- Opening Delimiter -
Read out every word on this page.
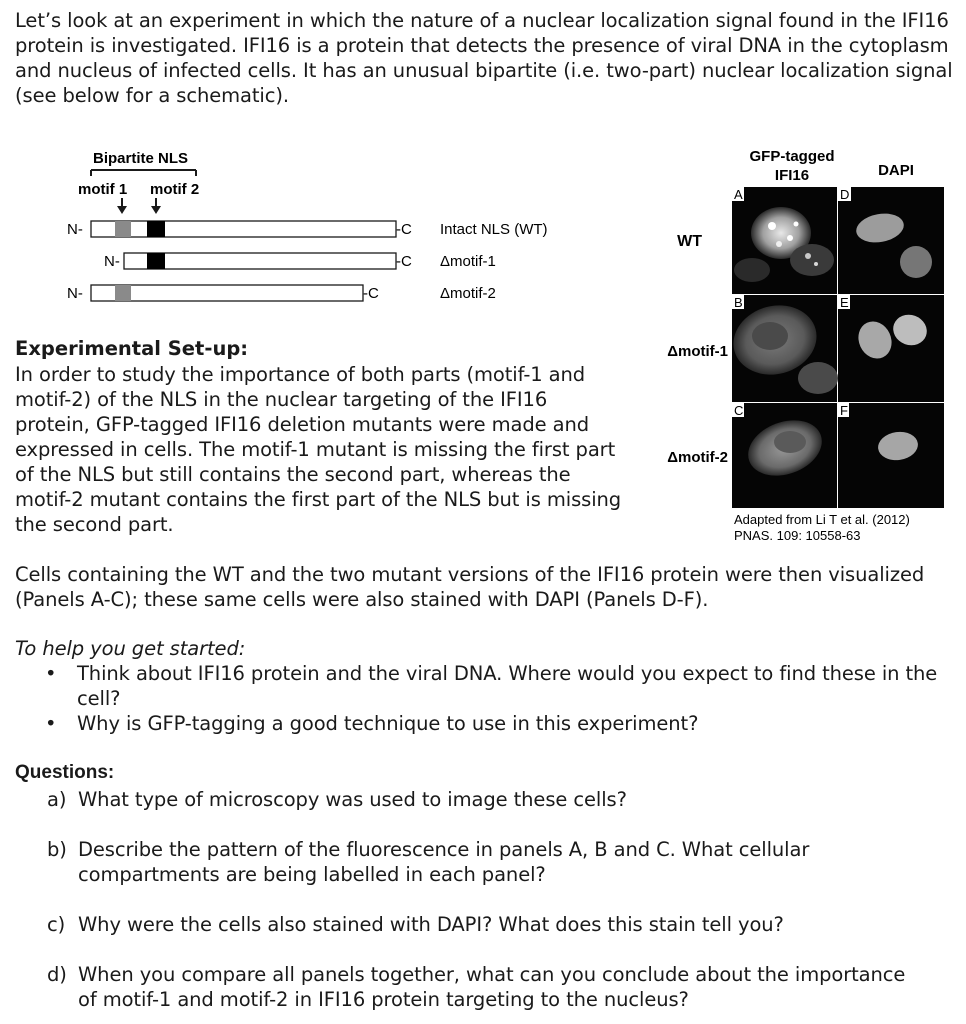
Let’s look at an experiment in which the nature of a nuclear localization signal found in the IFI16 protein is investigated. IFI16 is a protein that detects the presence of viral DNA in the cytoplasm and nucleus of infected cells. It has an unusual bipartite (i.e. two-part) nuclear localization signal (see below for a schematic).
Bipartite NLS
motif 1 motif 2
N-	-C Intact NLS (WT)
N-	-C Δmotif-1
N-	-C	Δmotif-2
Experimental Set-up:
In order to study the importance of both parts (motif-1 and motif-2) of the NLS in the nuclear targeting of the IFI16 protein, GFP-tagged IFI16 deletion mutants were made and expressed in cells. The motif-1 mutant is missing the first part of the NLS but still contains the second part, whereas the motif-2 mutant contains the first part of the NLS but is missing the second part.
GFP-tagged
IFI16	DAPI
WT
Δmotif-1
Δmotif-2
A	D
B	E
C	F
Adapted from Li T et al. (2012)
PNAS. 109: 10558-63
Cells containing the WT and the two mutant versions of the IFI16 protein were then visualized (Panels A-C); these same cells were also stained with DAPI (Panels D-F).
To help you get started:
• Think about IFI16 protein and the viral DNA. Where would you expect to find these in the cell?
• Why is GFP-tagging a good technique to use in this experiment?
Questions:
a) What type of microscopy was used to image these cells?
b) Describe the pattern of the fluorescence in panels A, B and C. What cellular compartments are being labelled in each panel?
c) Why were the cells also stained with DAPI? What does this stain tell you?
d) When you compare all panels together, what can you conclude about the importance of motif-1 and motif-2 in IFI16 protein targeting to the nucleus?
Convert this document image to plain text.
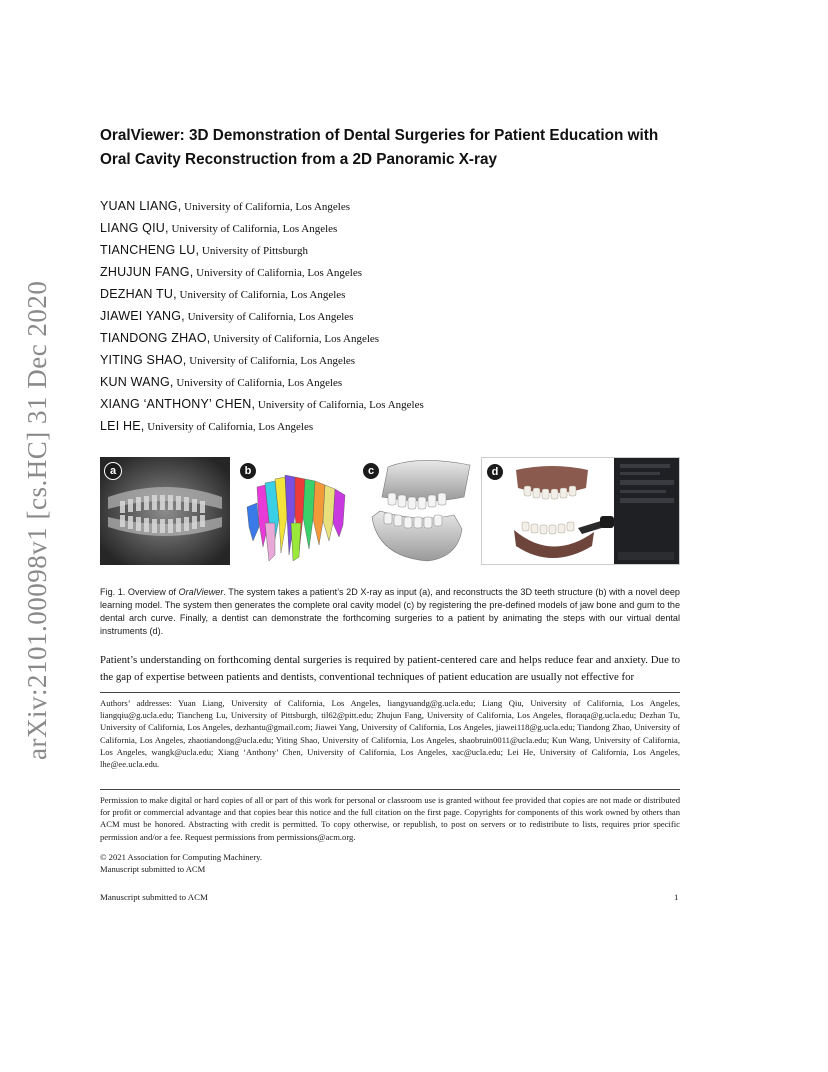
arXiv:2101.00098v1 [cs.HC] 31 Dec 2020
OralViewer: 3D Demonstration of Dental Surgeries for Patient Education with
Oral Cavity Reconstruction from a 2D Panoramic X-ray
YUAN LIANG, University of California, Los Angeles
LIANG QIU, University of California, Los Angeles
TIANCHENG LU, University of Pittsburgh
ZHUJUN FANG, University of California, Los Angeles
DEZHAN TU, University of California, Los Angeles
JIAWEI YANG, University of California, Los Angeles
TIANDONG ZHAO, University of California, Los Angeles
YITING SHAO, University of California, Los Angeles
KUN WANG, University of California, Los Angeles
XIANG ‘ANTHONY’ CHEN, University of California, Los Angeles
LEI HE, University of California, Los Angeles
a	b	c	d
Fig. 1. Overview of OralViewer. The system takes a patient’s 2D X-ray as input (a), and reconstructs the 3D teeth structure (b) with a novel deep learning model. The system then generates the complete oral cavity model (c) by registering the pre-defined models of jaw bone and gum to the dental arch curve. Finally, a dentist can demonstrate the forthcoming surgeries to a patient by animating the steps with our virtual dental instruments (d).
Patient’s understanding on forthcoming dental surgeries is required by patient-centered care and helps reduce fear and anxiety. Due to the gap of expertise between patients and dentists, conventional techniques of patient education are usually not effective for
Authors’ addresses: Yuan Liang, University of California, Los Angeles, liangyuandg@g.ucla.edu; Liang Qiu, University of California, Los Angeles, liangqiu@g.ucla.edu; Tiancheng Lu, University of Pittsburgh, til62@pitt.edu; Zhujun Fang, University of California, Los Angeles, floraqa@g.ucla.edu; Dezhan Tu, University of California, Los Angeles, dezhantu@gmail.com; Jiawei Yang, University of California, Los Angeles, jiawei118@g.ucla.edu; Tiandong Zhao, University of California, Los Angeles, zhaotiandong@ucla.edu; Yiting Shao, University of California, Los Angeles, shaobruin0011@ucla.edu; Kun Wang, University of California, Los Angeles, wangk@ucla.edu; Xiang ‘Anthony’ Chen, University of California, Los Angeles, xac@ucla.edu; Lei He, University of California, Los Angeles, lhe@ee.ucla.edu.
Permission to make digital or hard copies of all or part of this work for personal or classroom use is granted without fee provided that copies are not made or distributed for profit or commercial advantage and that copies bear this notice and the full citation on the first page. Copyrights for components of this work owned by others than ACM must be honored. Abstracting with credit is permitted. To copy otherwise, or republish, to post on servers or to redistribute to lists, requires prior specific permission and/or a fee. Request permissions from permissions@acm.org.
© 2021 Association for Computing Machinery.
Manuscript submitted to ACM
Manuscript submitted to ACM	1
- Closing Delimiter -
■ **TASK DESCRIPTION**: A verbatim copy of the data, pictures removed, is the expected result.

■ **RESULT**:
Read out every word on this page.
Let’s look at an experiment in which the nature of a nuclear localization signal found in the IFI16 protein is investigated. IFI16 is a protein that detects the presence of viral DNA in the cytoplasm and nucleus of infected cells. It has an unusual bipartite (i.e. two-part) nuclear localization signal (see below for a schematic).
Bipartite NLS
motif 1 motif 2
N-	-C Intact NLS (WT)
N-	-C Δmotif-1
N-	-C	Δmotif-2
Experimental Set-up:
In order to study the importance of both parts (motif-1 and motif-2) of the NLS in the nuclear targeting of the IFI16 protein, GFP-tagged IFI16 deletion mutants were made and expressed in cells. The motif-1 mutant is missing the first part of the NLS but still contains the second part, whereas the motif-2 mutant contains the first part of the NLS but is missing the second part.
GFP-tagged
IFI16	DAPI
WT
Δmotif-1
Δmotif-2
A	D
B	E
C	F
Adapted from Li T et al. (2012)
PNAS. 109: 10558-63
Cells containing the WT and the two mutant versions of the IFI16 protein were then visualized (Panels A-C); these same cells were also stained with DAPI (Panels D-F).
To help you get started:
• Think about IFI16 protein and the viral DNA. Where would you expect to find these in the cell?
• Why is GFP-tagging a good technique to use in this experiment?
Questions:
a) What type of microscopy was used to image these cells?
b) Describe the pattern of the fluorescence in panels A, B and C. What cellular compartments are being labelled in each panel?
c) Why were the cells also stained with DAPI? What does this stain tell you?
d) When you compare all panels together, what can you conclude about the importance of motif-1 and motif-2 in IFI16 protein targeting to the nucleus?
Convert this document image to plain text.
arXiv:2101.00098v1 [cs.HC] 31 Dec 2020
OralViewer: 3D Demonstration of Dental Surgeries for Patient Education with
Oral Cavity Reconstruction from a 2D Panoramic X-ray
YUAN LIANG, University of California, Los Angeles
LIANG QIU, University of California, Los Angeles
TIANCHENG LU, University of Pittsburgh
ZHUJUN FANG, University of California, Los Angeles
DEZHAN TU, University of California, Los Angeles
JIAWEI YANG, University of California, Los Angeles
TIANDONG ZHAO, University of California, Los Angeles
YITING SHAO, University of California, Los Angeles
KUN WANG, University of California, Los Angeles
XIANG ‘ANTHONY’ CHEN, University of California, Los Angeles
LEI HE, University of California, Los Angeles
a	b	c	d
Fig. 1. Overview of OralViewer. The system takes a patient’s 2D X-ray as input (a), and reconstructs the 3D teeth structure (b) with a novel deep learning model. The system then generates the complete oral cavity model (c) by registering the pre-defined models of jaw bone and gum to the dental arch curve. Finally, a dentist can demonstrate the forthcoming surgeries to a patient by animating the steps with our virtual dental instruments (d).
Patient’s understanding on forthcoming dental surgeries is required by patient-centered care and helps reduce fear and anxiety. Due to the gap of expertise between patients and dentists, conventional techniques of patient education are usually not effective for
Authors’ addresses: Yuan Liang, University of California, Los Angeles, liangyuandg@g.ucla.edu; Liang Qiu, University of California, Los Angeles, liangqiu@g.ucla.edu; Tiancheng Lu, University of Pittsburgh, til62@pitt.edu; Zhujun Fang, University of California, Los Angeles, floraqa@g.ucla.edu; Dezhan Tu, University of California, Los Angeles, dezhantu@gmail.com; Jiawei Yang, University of California, Los Angeles, jiawei118@g.ucla.edu; Tiandong Zhao, University of California, Los Angeles, zhaotiandong@ucla.edu; Yiting Shao, University of California, Los Angeles, shaobruin0011@ucla.edu; Kun Wang, University of California, Los Angeles, wangk@ucla.edu; Xiang ‘Anthony’ Chen, University of California, Los Angeles, xac@ucla.edu; Lei He, University of California, Los Angeles, lhe@ee.ucla.edu.
Permission to make digital or hard copies of all or part of this work for personal or classroom use is granted without fee provided that copies are not made or distributed for profit or commercial advantage and that copies bear this notice and the full citation on the first page. Copyrights for components of this work owned by others than ACM must be honored. Abstracting with credit is permitted. To copy otherwise, or republish, to post on servers or to redistribute to lists, requires prior specific permission and/or a fee. Request permissions from permissions@acm.org.
© 2021 Association for Computing Machinery.
Manuscript submitted to ACM
Manuscript submitted to ACM	1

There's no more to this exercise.